Your task is to copy the listing exactly, with the pictures left out.

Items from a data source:
[START]

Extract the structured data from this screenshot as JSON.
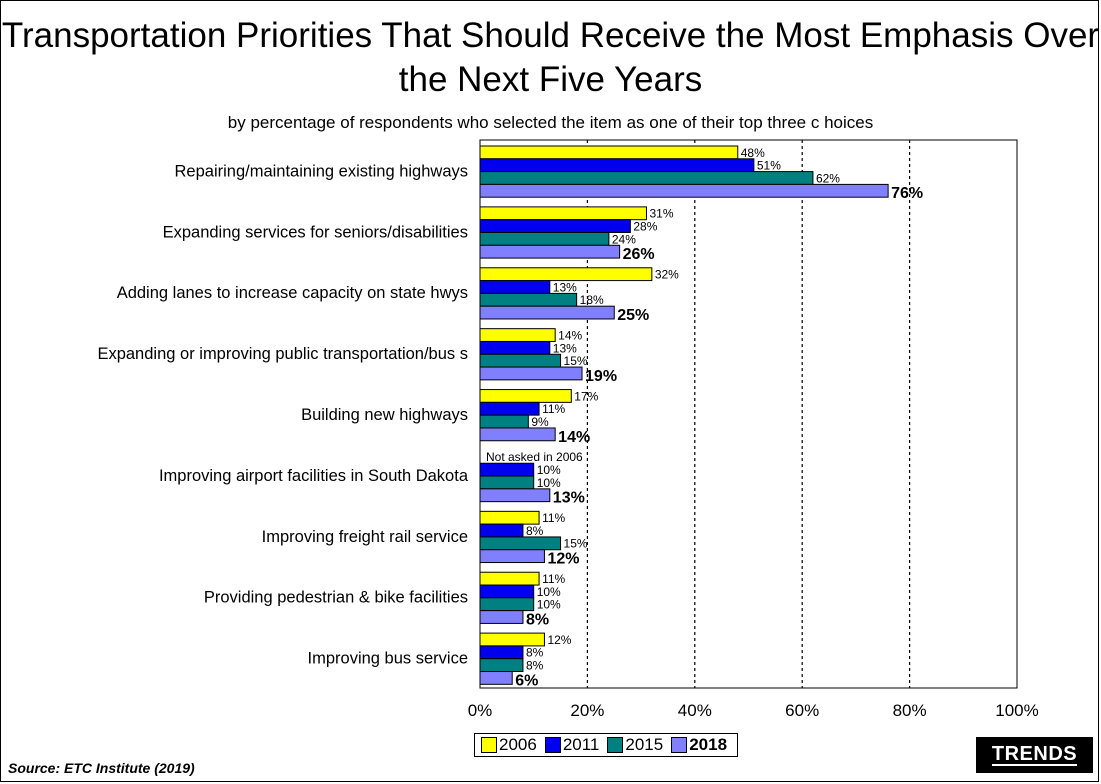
{
  "page": {
    "source": "Source:  ETC Institute (2019)",
    "logo": "TRENDS"
  },
  "chart_data": {
    "type": "bar",
    "orientation": "horizontal",
    "title": "Transportation Priorities That Should Receive the Most Emphasis Over the Next Five Years",
    "subtitle": "by percentage of respondents who selected the item as one of their top three c hoices",
    "categories": [
      "Repairing/maintaining existing highways",
      "Expanding services for seniors/disabilities",
      "Adding lanes to increase capacity on state hwys",
      "Expanding or improving public transportation/bus s",
      "Building new highways",
      "Improving airport facilities in South Dakota",
      "Improving freight rail service",
      "Providing pedestrian & bike facilities",
      "Improving bus service"
    ],
    "series": [
      {
        "name": "2006",
        "color": "#ffff00",
        "values": [
          48,
          31,
          32,
          14,
          17,
          null,
          11,
          11,
          12
        ]
      },
      {
        "name": "2011",
        "color": "#0000ee",
        "values": [
          51,
          28,
          13,
          13,
          11,
          10,
          8,
          10,
          8
        ]
      },
      {
        "name": "2015",
        "color": "#008080",
        "values": [
          62,
          24,
          18,
          15,
          9,
          10,
          15,
          10,
          8
        ]
      },
      {
        "name": "2018",
        "color": "#8080ff",
        "values": [
          76,
          26,
          25,
          19,
          14,
          13,
          12,
          8,
          6
        ]
      }
    ],
    "annotations": [
      {
        "category": "Improving airport facilities in South Dakota",
        "series": "2006",
        "text": "Not asked in 2006"
      }
    ],
    "xlim": [
      0,
      100
    ],
    "xticks": [
      "0%",
      "20%",
      "40%",
      "60%",
      "80%",
      "100%"
    ],
    "grid": "dashed vertical at 20%, 40%, 60%, 80%",
    "legend": "bottom"
  }
}
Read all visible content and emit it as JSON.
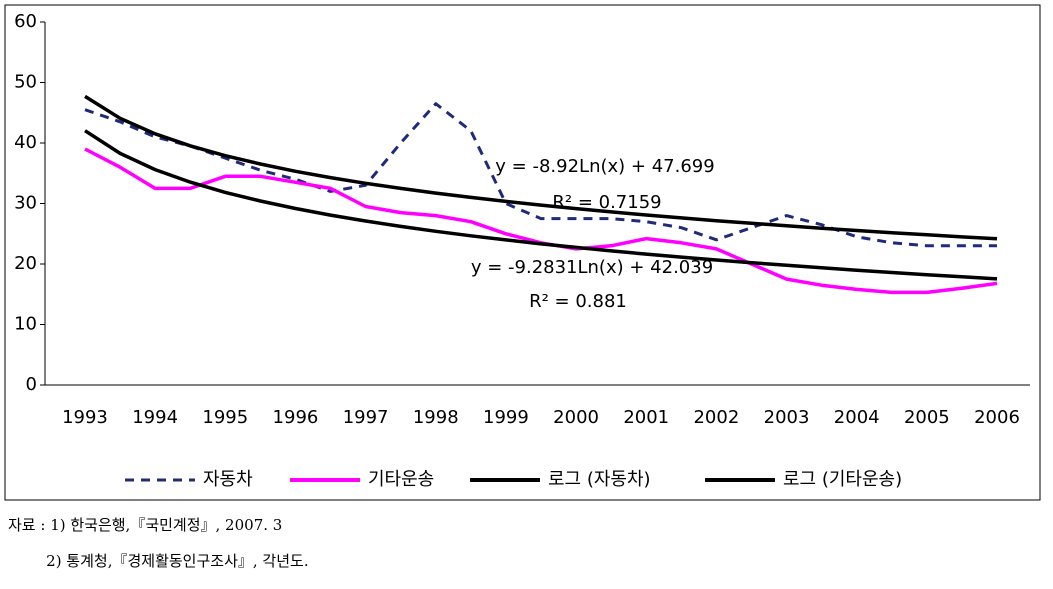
{
  "chart_data": {
    "type": "line",
    "x": [
      1993,
      1993.5,
      1994,
      1994.5,
      1995,
      1995.5,
      1996,
      1996.5,
      1997,
      1997.5,
      1998,
      1998.5,
      1999,
      1999.5,
      2000,
      2000.5,
      2001,
      2001.5,
      2002,
      2002.5,
      2003,
      2003.5,
      2004,
      2004.5,
      2005,
      2005.5,
      2006
    ],
    "xlim": [
      1992.43,
      2006.47
    ],
    "xticks": [
      1993,
      1994,
      1995,
      1996,
      1997,
      1998,
      1999,
      2000,
      2001,
      2002,
      2003,
      2004,
      2005,
      2006
    ],
    "ylim": [
      0,
      60
    ],
    "yticks": [
      0,
      10,
      20,
      30,
      40,
      50,
      60
    ],
    "series": [
      {
        "name": "자동차",
        "color": "#1f2a7a",
        "dashed": true,
        "values": [
          45.5,
          43.5,
          41,
          39.5,
          37.5,
          35.5,
          34,
          32,
          33,
          40,
          46.5,
          42,
          30,
          27.5,
          27.5,
          27.5,
          27,
          26,
          24,
          26,
          28,
          26.5,
          24.5,
          23.5,
          23,
          23,
          23
        ]
      },
      {
        "name": "기타운송",
        "color": "#ff00ff",
        "dashed": false,
        "values": [
          39,
          36,
          32.5,
          32.5,
          34.5,
          34.5,
          33.5,
          32.5,
          29.5,
          28.5,
          28,
          27,
          25,
          23.5,
          22.5,
          23,
          24.2,
          23.5,
          22.5,
          20,
          17.5,
          16.5,
          15.8,
          15.3,
          15.3,
          16,
          16.8
        ]
      },
      {
        "name": "로그 (자동차)",
        "color": "#000000",
        "dashed": false,
        "values": [
          47.7,
          44.08,
          41.52,
          39.53,
          37.9,
          36.53,
          35.33,
          34.28,
          33.34,
          32.49,
          31.72,
          31.0,
          30.34,
          29.73,
          29.15,
          28.61,
          28.1,
          27.62,
          27.16,
          26.73,
          26.31,
          25.91,
          25.53,
          25.17,
          24.82,
          24.48,
          24.16
        ]
      },
      {
        "name": "로그 (기타운송)",
        "color": "#000000",
        "dashed": false,
        "values": [
          42.04,
          38.28,
          35.61,
          33.53,
          31.84,
          30.41,
          29.17,
          28.08,
          27.1,
          26.21,
          25.41,
          24.66,
          23.98,
          23.33,
          22.74,
          22.17,
          21.64,
          21.14,
          20.66,
          20.21,
          19.78,
          19.37,
          18.97,
          18.59,
          18.23,
          17.88,
          17.54
        ]
      }
    ],
    "annotations": [
      "y = -8.92Ln(x) + 47.699",
      "R² = 0.7159",
      "y = -9.2831Ln(x) + 42.039",
      "R² = 0.881"
    ]
  },
  "notes": [
    "자료 : 1) 한국은행,『국민계정』, 2007. 3",
    "        2) 통계청,『경제활동인구조사』, 각년도."
  ]
}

[END]

FINAL RESULT:
Extract the structured data from this screenshot as JSON.
{
  "page": {
    "source": "Source:  ETC Institute (2019)",
    "logo": "TRENDS"
  },
  "chart_data": {
    "type": "bar",
    "orientation": "horizontal",
    "title": "Transportation Priorities That Should Receive the Most Emphasis Over the Next Five Years",
    "subtitle": "by percentage of respondents who selected the item as one of their top three c hoices",
    "categories": [
      "Repairing/maintaining existing highways",
      "Expanding services for seniors/disabilities",
      "Adding lanes to increase capacity on state hwys",
      "Expanding or improving public transportation/bus s",
      "Building new highways",
      "Improving airport facilities in South Dakota",
      "Improving freight rail service",
      "Providing pedestrian & bike facilities",
      "Improving bus service"
    ],
    "series": [
      {
        "name": "2006",
        "color": "#ffff00",
        "values": [
          48,
          31,
          32,
          14,
          17,
          null,
          11,
          11,
          12
        ]
      },
      {
        "name": "2011",
        "color": "#0000ee",
        "values": [
          51,
          28,
          13,
          13,
          11,
          10,
          8,
          10,
          8
        ]
      },
      {
        "name": "2015",
        "color": "#008080",
        "values": [
          62,
          24,
          18,
          15,
          9,
          10,
          15,
          10,
          8
        ]
      },
      {
        "name": "2018",
        "color": "#8080ff",
        "values": [
          76,
          26,
          25,
          19,
          14,
          13,
          12,
          8,
          6
        ]
      }
    ],
    "annotations": [
      {
        "category": "Improving airport facilities in South Dakota",
        "series": "2006",
        "text": "Not asked in 2006"
      }
    ],
    "xlim": [
      0,
      100
    ],
    "xticks": [
      "0%",
      "20%",
      "40%",
      "60%",
      "80%",
      "100%"
    ],
    "grid": "dashed vertical at 20%, 40%, 60%, 80%",
    "legend": "bottom"
  }
}
Read all visible content and emit it as JSON.
{
  "chart_data": {
    "type": "line",
    "x": [
      1993,
      1993.5,
      1994,
      1994.5,
      1995,
      1995.5,
      1996,
      1996.5,
      1997,
      1997.5,
      1998,
      1998.5,
      1999,
      1999.5,
      2000,
      2000.5,
      2001,
      2001.5,
      2002,
      2002.5,
      2003,
      2003.5,
      2004,
      2004.5,
      2005,
      2005.5,
      2006
    ],
    "xlim": [
      1992.43,
      2006.47
    ],
    "xticks": [
      1993,
      1994,
      1995,
      1996,
      1997,
      1998,
      1999,
      2000,
      2001,
      2002,
      2003,
      2004,
      2005,
      2006
    ],
    "ylim": [
      0,
      60
    ],
    "yticks": [
      0,
      10,
      20,
      30,
      40,
      50,
      60
    ],
    "series": [
      {
        "name": "자동차",
        "color": "#1f2a7a",
        "dashed": true,
        "values": [
          45.5,
          43.5,
          41,
          39.5,
          37.5,
          35.5,
          34,
          32,
          33,
          40,
          46.5,
          42,
          30,
          27.5,
          27.5,
          27.5,
          27,
          26,
          24,
          26,
          28,
          26.5,
          24.5,
          23.5,
          23,
          23,
          23
        ]
      },
      {
        "name": "기타운송",
        "color": "#ff00ff",
        "dashed": false,
        "values": [
          39,
          36,
          32.5,
          32.5,
          34.5,
          34.5,
          33.5,
          32.5,
          29.5,
          28.5,
          28,
          27,
          25,
          23.5,
          22.5,
          23,
          24.2,
          23.5,
          22.5,
          20,
          17.5,
          16.5,
          15.8,
          15.3,
          15.3,
          16,
          16.8
        ]
      },
      {
        "name": "로그 (자동차)",
        "color": "#000000",
        "dashed": false,
        "values": [
          47.7,
          44.08,
          41.52,
          39.53,
          37.9,
          36.53,
          35.33,
          34.28,
          33.34,
          32.49,
          31.72,
          31.0,
          30.34,
          29.73,
          29.15,
          28.61,
          28.1,
          27.62,
          27.16,
          26.73,
          26.31,
          25.91,
          25.53,
          25.17,
          24.82,
          24.48,
          24.16
        ]
      },
      {
        "name": "로그 (기타운송)",
        "color": "#000000",
        "dashed": false,
        "values": [
          42.04,
          38.28,
          35.61,
          33.53,
          31.84,
          30.41,
          29.17,
          28.08,
          27.1,
          26.21,
          25.41,
          24.66,
          23.98,
          23.33,
          22.74,
          22.17,
          21.64,
          21.14,
          20.66,
          20.21,
          19.78,
          19.37,
          18.97,
          18.59,
          18.23,
          17.88,
          17.54
        ]
      }
    ],
    "annotations": [
      "y = -8.92Ln(x) + 47.699",
      "R² = 0.7159",
      "y = -9.2831Ln(x) + 42.039",
      "R² = 0.881"
    ]
  },
  "notes": [
    "자료 : 1) 한국은행,『국민계정』, 2007. 3",
    "        2) 통계청,『경제활동인구조사』, 각년도."
  ]
}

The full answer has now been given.